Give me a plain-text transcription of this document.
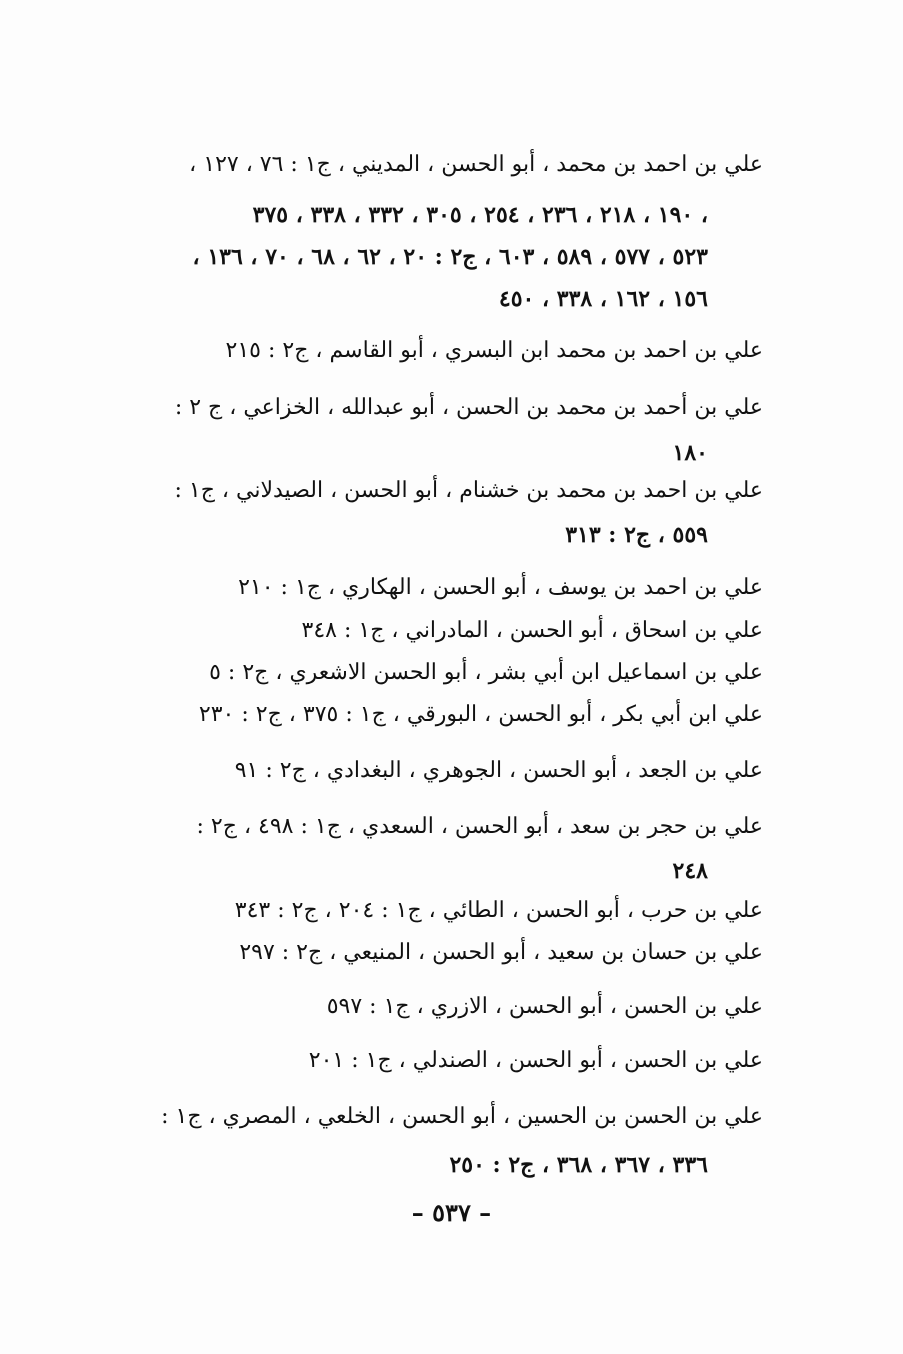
علي بن احمد بن محمد ، أبو الحسن ، المديني ، ج١ : ٧٦ ، ١٢٧ ،
١٩٠ ، ٢١٨ ، ٢٣٦ ، ٢٥٤ ، ٣٠٥ ، ٣٣٢ ، ٣٣٨ ، ٣٧٥ ،
٥٢٣ ، ٥٧٧ ، ٥٨٩ ، ٦٠٣ ، ج٢ : ٢٠ ، ٦٢ ، ٦٨ ، ٧٠ ، ١٣٦ ،
١٥٦ ، ١٦٢ ، ٣٣٨ ، ٤٥٠
علي بن احمد بن محمد ابن البسري ، أبو القاسم ، ج٢ : ٢١٥
علي بن أحمد بن محمد بن الحسن ، أبو عبدالله ، الخزاعي ، ج ٢ :
١٨٠
علي بن احمد بن محمد بن خشنام ، أبو الحسن ، الصيدلاني ، ج١ :
٥٥٩ ، ج٢ : ٣١٣
علي بن احمد بن يوسف ، أبو الحسن ، الهكاري ، ج١ : ٢١٠
علي بن اسحاق ، أبو الحسن ، المادراني ، ج١ : ٣٤٨
علي بن اسماعيل ابن أبي بشر ، أبو الحسن الاشعري ، ج٢ : ٥
علي ابن أبي بكر ، أبو الحسن ، البورقي ، ج١ : ٣٧٥ ، ج٢ : ٢٣٠
علي بن الجعد ، أبو الحسن ، الجوهري ، البغدادي ، ج٢ : ٩١
علي بن حجر بن سعد ، أبو الحسن ، السعدي ، ج١ : ٤٩٨ ، ج٢ :
٢٤٨
علي بن حرب ، أبو الحسن ، الطائي ، ج١ : ٢٠٤ ، ج٢ : ٣٤٣
علي بن حسان بن سعيد ، أبو الحسن ، المنيعي ، ج٢ : ٢٩٧
علي بن الحسن ، أبو الحسن ، الازري ، ج١ : ٥٩٧
علي بن الحسن ، أبو الحسن ، الصندلي ، ج١ : ٢٠١
علي بن الحسن بن الحسين ، أبو الحسن ، الخلعي ، المصري ، ج١ :
٣٣٦ ، ٣٦٧ ، ٣٦٨ ، ج٢ : ٢٥٠
– ٥٣٧ –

+++++

YOUR OBJECTIVE: The pictures should not be reproduced; quote all of the other material exactly.

SOLVED EXERCISE:
Give me a plain-text transcription of this document.
علي بن احمد بن محمد ، أبو الحسن ، المديني ، ج١ : ٧٦ ، ١٢٧ ،
١٩٠ ، ٢١٨ ، ٢٣٦ ، ٢٥٤ ، ٣٠٥ ، ٣٣٢ ، ٣٣٨ ، ٣٧٥ ،
٥٢٣ ، ٥٧٧ ، ٥٨٩ ، ٦٠٣ ، ج٢ : ٢٠ ، ٦٢ ، ٦٨ ، ٧٠ ، ١٣٦ ،
١٥٦ ، ١٦٢ ، ٣٣٨ ، ٤٥٠
علي بن احمد بن محمد ابن البسري ، أبو القاسم ، ج٢ : ٢١٥
علي بن أحمد بن محمد بن الحسن ، أبو عبدالله ، الخزاعي ، ج ٢ :
١٨٠
علي بن احمد بن محمد بن خشنام ، أبو الحسن ، الصيدلاني ، ج١ :
٥٥٩ ، ج٢ : ٣١٣
علي بن احمد بن يوسف ، أبو الحسن ، الهكاري ، ج١ : ٢١٠
علي بن اسحاق ، أبو الحسن ، المادراني ، ج١ : ٣٤٨
علي بن اسماعيل ابن أبي بشر ، أبو الحسن الاشعري ، ج٢ : ٥
علي ابن أبي بكر ، أبو الحسن ، البورقي ، ج١ : ٣٧٥ ، ج٢ : ٢٣٠
علي بن الجعد ، أبو الحسن ، الجوهري ، البغدادي ، ج٢ : ٩١
علي بن حجر بن سعد ، أبو الحسن ، السعدي ، ج١ : ٤٩٨ ، ج٢ :
٢٤٨
علي بن حرب ، أبو الحسن ، الطائي ، ج١ : ٢٠٤ ، ج٢ : ٣٤٣
علي بن حسان بن سعيد ، أبو الحسن ، المنيعي ، ج٢ : ٢٩٧
علي بن الحسن ، أبو الحسن ، الازري ، ج١ : ٥٩٧
علي بن الحسن ، أبو الحسن ، الصندلي ، ج١ : ٢٠١
علي بن الحسن بن الحسين ، أبو الحسن ، الخلعي ، المصري ، ج١ :
٣٣٦ ، ٣٦٧ ، ٣٦٨ ، ج٢ : ٢٥٠
– ٥٣٧ –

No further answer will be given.